*Provided data*:
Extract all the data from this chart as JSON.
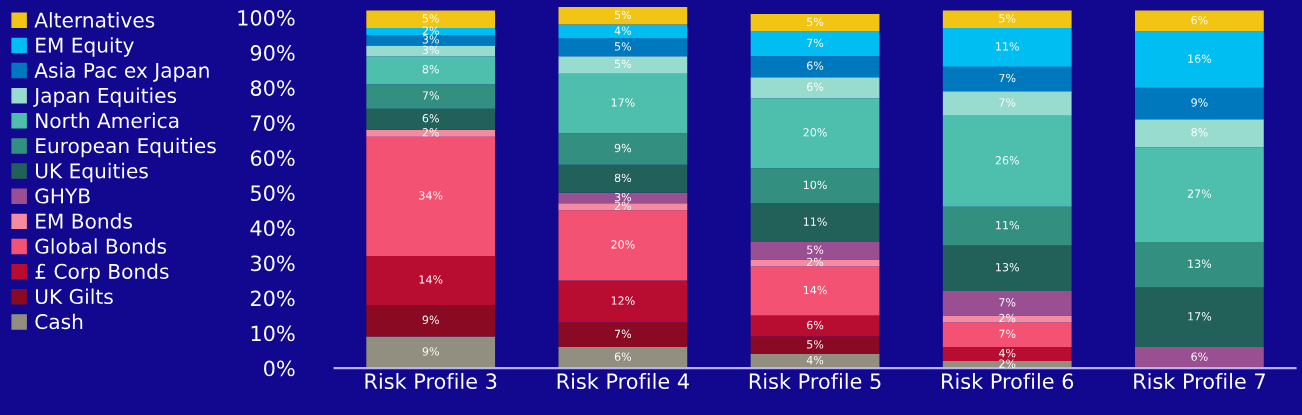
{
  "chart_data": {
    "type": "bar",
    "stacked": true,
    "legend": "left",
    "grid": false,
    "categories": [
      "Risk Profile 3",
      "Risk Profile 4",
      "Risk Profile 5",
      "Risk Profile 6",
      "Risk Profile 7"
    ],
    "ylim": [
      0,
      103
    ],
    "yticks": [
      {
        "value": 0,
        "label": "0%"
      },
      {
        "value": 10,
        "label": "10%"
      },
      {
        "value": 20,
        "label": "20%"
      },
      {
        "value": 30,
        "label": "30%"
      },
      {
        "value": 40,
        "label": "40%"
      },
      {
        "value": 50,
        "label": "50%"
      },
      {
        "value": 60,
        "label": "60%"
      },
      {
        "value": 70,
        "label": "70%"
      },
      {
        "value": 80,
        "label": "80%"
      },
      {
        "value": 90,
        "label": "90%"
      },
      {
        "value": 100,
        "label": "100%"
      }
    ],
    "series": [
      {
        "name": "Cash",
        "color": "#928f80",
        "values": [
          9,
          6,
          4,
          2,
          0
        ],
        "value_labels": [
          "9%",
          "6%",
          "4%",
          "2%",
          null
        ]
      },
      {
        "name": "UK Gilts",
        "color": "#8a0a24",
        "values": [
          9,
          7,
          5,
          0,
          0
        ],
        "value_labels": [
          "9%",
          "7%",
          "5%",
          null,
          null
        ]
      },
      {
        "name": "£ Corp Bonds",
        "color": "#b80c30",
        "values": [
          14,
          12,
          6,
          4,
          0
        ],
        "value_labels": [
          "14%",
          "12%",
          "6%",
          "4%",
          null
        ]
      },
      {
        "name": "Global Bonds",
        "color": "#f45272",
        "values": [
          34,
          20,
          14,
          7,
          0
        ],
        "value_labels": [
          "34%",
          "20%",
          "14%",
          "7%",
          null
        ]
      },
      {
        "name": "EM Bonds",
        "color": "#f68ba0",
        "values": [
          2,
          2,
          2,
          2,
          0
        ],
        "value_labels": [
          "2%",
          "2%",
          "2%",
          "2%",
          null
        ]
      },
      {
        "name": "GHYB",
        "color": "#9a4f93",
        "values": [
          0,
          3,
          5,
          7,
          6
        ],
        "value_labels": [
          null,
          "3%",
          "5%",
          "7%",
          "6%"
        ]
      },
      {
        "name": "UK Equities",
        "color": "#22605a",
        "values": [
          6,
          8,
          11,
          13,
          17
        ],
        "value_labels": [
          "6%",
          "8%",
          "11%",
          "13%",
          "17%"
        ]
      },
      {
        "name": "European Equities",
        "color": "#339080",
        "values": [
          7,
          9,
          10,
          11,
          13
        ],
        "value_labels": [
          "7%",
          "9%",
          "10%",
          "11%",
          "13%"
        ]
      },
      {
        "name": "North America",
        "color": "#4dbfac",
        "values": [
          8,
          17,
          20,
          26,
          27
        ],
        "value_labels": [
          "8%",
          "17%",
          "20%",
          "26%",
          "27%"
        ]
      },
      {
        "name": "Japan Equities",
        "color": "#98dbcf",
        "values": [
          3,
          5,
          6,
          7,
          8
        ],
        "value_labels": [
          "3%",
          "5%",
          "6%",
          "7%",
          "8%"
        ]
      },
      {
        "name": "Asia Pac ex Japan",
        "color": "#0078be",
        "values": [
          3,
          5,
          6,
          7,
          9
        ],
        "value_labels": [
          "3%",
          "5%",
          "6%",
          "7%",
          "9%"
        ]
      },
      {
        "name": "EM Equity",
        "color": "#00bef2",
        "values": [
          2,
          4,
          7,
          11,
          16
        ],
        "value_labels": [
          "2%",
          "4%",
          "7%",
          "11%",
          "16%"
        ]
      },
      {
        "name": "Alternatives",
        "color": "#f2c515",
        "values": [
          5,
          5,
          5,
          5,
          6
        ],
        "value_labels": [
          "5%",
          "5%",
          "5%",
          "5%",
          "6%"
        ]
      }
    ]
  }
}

*What you are asked to do*: Leave out all pictures, then copy the remaining material exactly.

*Task solution*:
Extract all the data from this chart as JSON.
{
  "chart_data": {
    "type": "bar",
    "stacked": true,
    "legend": "left",
    "grid": false,
    "categories": [
      "Risk Profile 3",
      "Risk Profile 4",
      "Risk Profile 5",
      "Risk Profile 6",
      "Risk Profile 7"
    ],
    "ylim": [
      0,
      103
    ],
    "yticks": [
      {
        "value": 0,
        "label": "0%"
      },
      {
        "value": 10,
        "label": "10%"
      },
      {
        "value": 20,
        "label": "20%"
      },
      {
        "value": 30,
        "label": "30%"
      },
      {
        "value": 40,
        "label": "40%"
      },
      {
        "value": 50,
        "label": "50%"
      },
      {
        "value": 60,
        "label": "60%"
      },
      {
        "value": 70,
        "label": "70%"
      },
      {
        "value": 80,
        "label": "80%"
      },
      {
        "value": 90,
        "label": "90%"
      },
      {
        "value": 100,
        "label": "100%"
      }
    ],
    "series": [
      {
        "name": "Cash",
        "color": "#928f80",
        "values": [
          9,
          6,
          4,
          2,
          0
        ],
        "value_labels": [
          "9%",
          "6%",
          "4%",
          "2%",
          null
        ]
      },
      {
        "name": "UK Gilts",
        "color": "#8a0a24",
        "values": [
          9,
          7,
          5,
          0,
          0
        ],
        "value_labels": [
          "9%",
          "7%",
          "5%",
          null,
          null
        ]
      },
      {
        "name": "£ Corp Bonds",
        "color": "#b80c30",
        "values": [
          14,
          12,
          6,
          4,
          0
        ],
        "value_labels": [
          "14%",
          "12%",
          "6%",
          "4%",
          null
        ]
      },
      {
        "name": "Global Bonds",
        "color": "#f45272",
        "values": [
          34,
          20,
          14,
          7,
          0
        ],
        "value_labels": [
          "34%",
          "20%",
          "14%",
          "7%",
          null
        ]
      },
      {
        "name": "EM Bonds",
        "color": "#f68ba0",
        "values": [
          2,
          2,
          2,
          2,
          0
        ],
        "value_labels": [
          "2%",
          "2%",
          "2%",
          "2%",
          null
        ]
      },
      {
        "name": "GHYB",
        "color": "#9a4f93",
        "values": [
          0,
          3,
          5,
          7,
          6
        ],
        "value_labels": [
          null,
          "3%",
          "5%",
          "7%",
          "6%"
        ]
      },
      {
        "name": "UK Equities",
        "color": "#22605a",
        "values": [
          6,
          8,
          11,
          13,
          17
        ],
        "value_labels": [
          "6%",
          "8%",
          "11%",
          "13%",
          "17%"
        ]
      },
      {
        "name": "European Equities",
        "color": "#339080",
        "values": [
          7,
          9,
          10,
          11,
          13
        ],
        "value_labels": [
          "7%",
          "9%",
          "10%",
          "11%",
          "13%"
        ]
      },
      {
        "name": "North America",
        "color": "#4dbfac",
        "values": [
          8,
          17,
          20,
          26,
          27
        ],
        "value_labels": [
          "8%",
          "17%",
          "20%",
          "26%",
          "27%"
        ]
      },
      {
        "name": "Japan Equities",
        "color": "#98dbcf",
        "values": [
          3,
          5,
          6,
          7,
          8
        ],
        "value_labels": [
          "3%",
          "5%",
          "6%",
          "7%",
          "8%"
        ]
      },
      {
        "name": "Asia Pac ex Japan",
        "color": "#0078be",
        "values": [
          3,
          5,
          6,
          7,
          9
        ],
        "value_labels": [
          "3%",
          "5%",
          "6%",
          "7%",
          "9%"
        ]
      },
      {
        "name": "EM Equity",
        "color": "#00bef2",
        "values": [
          2,
          4,
          7,
          11,
          16
        ],
        "value_labels": [
          "2%",
          "4%",
          "7%",
          "11%",
          "16%"
        ]
      },
      {
        "name": "Alternatives",
        "color": "#f2c515",
        "values": [
          5,
          5,
          5,
          5,
          6
        ],
        "value_labels": [
          "5%",
          "5%",
          "5%",
          "5%",
          "6%"
        ]
      }
    ]
  }
}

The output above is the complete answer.